## DOCUMENT TEXT

------------------------------------------------

THREE DAYS IN THE COUNTRY
 National Theatre (Lyttelton), London SE1

Opened 28 July, 2015
****

A red door hangs in mid-air over Mark Thompson’s spare, Perspex-panelled set throughout the first act of Patrick Marber’s Turgenev adaptation. (Marber has compressed A Month In The Country – 1848-50 – down to three days.) Beneath this door, characters move and speak with disquieting restraint even while it grows apparent that Arkady and Natalya’s household shelters (by my count) half a dozen distinct extra-marital romantic fixations, centring on Natalya and her teenage ward Vera, but also involving her young son's tutor, an ageing neighbour and the local doctor. It feels odd, perplexing. You wonder what Marber is up to.

After the interval it becomes apparent: he has been relentlessly setting us up for the release of all this tension. The door is now at floor level, and we are told it is the entrance to “the place of assignation”. None of the couples goes through it, but all have candid exchanges virtually on its threshold. By this point Marber is in such complete control that he does not need to unleash more than a couple of peals of thunder: we are fully aware that a storm is raging.

------------------------------------------------

(Labeled box listing)
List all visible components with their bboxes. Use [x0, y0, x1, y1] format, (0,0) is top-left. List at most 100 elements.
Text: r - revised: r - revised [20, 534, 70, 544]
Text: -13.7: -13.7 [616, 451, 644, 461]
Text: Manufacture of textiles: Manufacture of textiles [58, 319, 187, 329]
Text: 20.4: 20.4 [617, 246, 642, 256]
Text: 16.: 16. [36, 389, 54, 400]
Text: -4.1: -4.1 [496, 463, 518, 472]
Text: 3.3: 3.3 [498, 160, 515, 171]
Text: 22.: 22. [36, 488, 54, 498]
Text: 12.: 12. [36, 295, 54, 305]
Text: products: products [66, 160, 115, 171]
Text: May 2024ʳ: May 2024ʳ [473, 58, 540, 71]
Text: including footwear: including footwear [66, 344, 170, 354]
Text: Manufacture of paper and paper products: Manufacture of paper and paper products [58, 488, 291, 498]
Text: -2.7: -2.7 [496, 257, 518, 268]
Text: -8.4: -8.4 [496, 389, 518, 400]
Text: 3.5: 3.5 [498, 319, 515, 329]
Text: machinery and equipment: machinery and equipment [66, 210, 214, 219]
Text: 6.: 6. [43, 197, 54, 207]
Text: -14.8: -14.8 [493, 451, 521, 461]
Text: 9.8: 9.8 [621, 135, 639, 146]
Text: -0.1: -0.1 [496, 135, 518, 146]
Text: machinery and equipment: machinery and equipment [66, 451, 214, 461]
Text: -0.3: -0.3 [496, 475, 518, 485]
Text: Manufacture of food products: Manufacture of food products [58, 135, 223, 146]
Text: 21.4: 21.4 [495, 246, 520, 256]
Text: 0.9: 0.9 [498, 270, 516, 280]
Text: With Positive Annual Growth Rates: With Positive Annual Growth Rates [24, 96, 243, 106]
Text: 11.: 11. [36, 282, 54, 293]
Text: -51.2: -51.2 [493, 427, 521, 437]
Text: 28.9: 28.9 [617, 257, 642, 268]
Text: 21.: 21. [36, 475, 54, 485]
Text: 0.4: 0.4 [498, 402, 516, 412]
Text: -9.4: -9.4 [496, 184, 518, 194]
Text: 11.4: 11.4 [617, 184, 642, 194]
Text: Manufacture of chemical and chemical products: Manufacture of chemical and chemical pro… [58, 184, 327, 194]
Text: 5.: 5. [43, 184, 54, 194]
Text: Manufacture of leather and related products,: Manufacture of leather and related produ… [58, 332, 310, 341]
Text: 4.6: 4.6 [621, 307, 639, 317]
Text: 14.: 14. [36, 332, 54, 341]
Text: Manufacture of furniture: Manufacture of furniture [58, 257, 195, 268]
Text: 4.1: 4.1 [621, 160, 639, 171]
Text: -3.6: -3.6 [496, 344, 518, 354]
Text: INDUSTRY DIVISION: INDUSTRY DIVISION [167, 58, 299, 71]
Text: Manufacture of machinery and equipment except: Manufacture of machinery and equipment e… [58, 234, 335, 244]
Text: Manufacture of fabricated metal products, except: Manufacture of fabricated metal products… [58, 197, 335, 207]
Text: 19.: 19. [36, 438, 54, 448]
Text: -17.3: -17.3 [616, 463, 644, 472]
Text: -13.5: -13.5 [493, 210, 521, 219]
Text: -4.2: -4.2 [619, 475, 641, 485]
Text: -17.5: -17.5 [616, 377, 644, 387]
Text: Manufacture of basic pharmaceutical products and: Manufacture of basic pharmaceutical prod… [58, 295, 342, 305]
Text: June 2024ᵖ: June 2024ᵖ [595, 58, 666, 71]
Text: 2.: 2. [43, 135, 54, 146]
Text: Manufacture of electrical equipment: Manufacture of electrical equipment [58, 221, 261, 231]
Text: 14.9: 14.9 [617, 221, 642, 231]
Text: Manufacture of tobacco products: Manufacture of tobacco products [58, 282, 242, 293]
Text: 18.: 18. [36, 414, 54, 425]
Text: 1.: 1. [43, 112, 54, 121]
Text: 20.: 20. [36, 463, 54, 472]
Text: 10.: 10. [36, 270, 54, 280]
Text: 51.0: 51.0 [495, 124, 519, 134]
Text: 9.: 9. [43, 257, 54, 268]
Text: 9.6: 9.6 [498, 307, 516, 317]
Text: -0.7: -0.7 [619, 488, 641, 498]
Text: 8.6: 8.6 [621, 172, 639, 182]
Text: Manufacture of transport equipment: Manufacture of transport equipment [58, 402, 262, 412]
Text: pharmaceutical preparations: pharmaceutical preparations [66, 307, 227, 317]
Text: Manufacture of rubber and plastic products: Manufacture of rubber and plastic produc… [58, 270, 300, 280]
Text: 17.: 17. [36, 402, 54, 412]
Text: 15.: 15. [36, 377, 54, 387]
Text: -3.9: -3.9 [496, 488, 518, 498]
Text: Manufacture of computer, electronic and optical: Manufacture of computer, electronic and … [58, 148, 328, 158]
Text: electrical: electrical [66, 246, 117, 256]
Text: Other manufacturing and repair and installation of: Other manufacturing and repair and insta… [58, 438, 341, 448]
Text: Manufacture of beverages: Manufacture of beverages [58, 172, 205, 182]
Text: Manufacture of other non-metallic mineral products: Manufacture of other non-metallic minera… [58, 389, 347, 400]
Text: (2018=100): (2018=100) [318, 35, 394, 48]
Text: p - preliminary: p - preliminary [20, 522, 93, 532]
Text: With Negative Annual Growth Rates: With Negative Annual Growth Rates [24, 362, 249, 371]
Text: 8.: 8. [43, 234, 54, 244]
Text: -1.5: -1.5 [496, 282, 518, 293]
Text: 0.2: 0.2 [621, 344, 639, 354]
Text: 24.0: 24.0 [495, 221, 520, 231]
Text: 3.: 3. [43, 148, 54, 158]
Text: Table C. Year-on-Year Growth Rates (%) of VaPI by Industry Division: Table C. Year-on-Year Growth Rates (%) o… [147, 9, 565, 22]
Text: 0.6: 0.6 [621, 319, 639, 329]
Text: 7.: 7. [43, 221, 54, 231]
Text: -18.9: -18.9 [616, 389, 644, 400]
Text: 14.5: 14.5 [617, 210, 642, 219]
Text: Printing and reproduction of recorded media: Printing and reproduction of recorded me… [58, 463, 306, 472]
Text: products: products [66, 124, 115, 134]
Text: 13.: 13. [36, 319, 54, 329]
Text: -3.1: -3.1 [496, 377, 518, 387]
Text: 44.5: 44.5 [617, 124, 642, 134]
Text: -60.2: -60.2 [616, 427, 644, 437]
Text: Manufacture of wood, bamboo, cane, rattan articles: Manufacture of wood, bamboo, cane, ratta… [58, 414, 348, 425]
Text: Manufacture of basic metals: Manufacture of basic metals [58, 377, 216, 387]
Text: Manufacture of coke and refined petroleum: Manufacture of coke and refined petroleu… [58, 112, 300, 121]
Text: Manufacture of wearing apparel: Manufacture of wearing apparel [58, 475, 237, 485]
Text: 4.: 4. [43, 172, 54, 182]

------------------------------------------------

## JOBS
(1) Reproduce the stretch of the theater review from "After the interval" through "storm is raging.", word for word.
(2) Transcribe the listing from its first line through the line containing "Text: -8.4: -8.4 [496, 389, 518, 400]", keeping each line unchanged.

## TASK SOLUTIONS
(1)
After the interval it becomes apparent: he has been relentlessly setting us up for the release of all this tension. The door is now at floor level, and we are told it is the entrance to “the place of assignation”. None of the couples goes through it, but all have candid exchanges virtually on its threshold. By this point Marber is in such complete control that he does not need to unleash more than a couple of peals of thunder: we are fully aware that a storm is raging.

(2)
List all visible components with their bboxes. Use [x0, y0, x1, y1] format, (0,0) is top-left. List at most 100 elements.
Text: r - revised: r - revised [20, 534, 70, 544]
Text: -13.7: -13.7 [616, 451, 644, 461]
Text: Manufacture of textiles: Manufacture of textiles [58, 319, 187, 329]
Text: 20.4: 20.4 [617, 246, 642, 256]
Text: 16.: 16. [36, 389, 54, 400]
Text: -4.1: -4.1 [496, 463, 518, 472]
Text: 3.3: 3.3 [498, 160, 515, 171]
Text: 22.: 22. [36, 488, 54, 498]
Text: 12.: 12. [36, 295, 54, 305]
Text: products: products [66, 160, 115, 171]
Text: May 2024ʳ: May 2024ʳ [473, 58, 540, 71]
Text: including footwear: including footwear [66, 344, 170, 354]
Text: Manufacture of paper and paper products: Manufacture of paper and paper products [58, 488, 291, 498]
Text: -2.7: -2.7 [496, 257, 518, 268]
Text: -8.4: -8.4 [496, 389, 518, 400]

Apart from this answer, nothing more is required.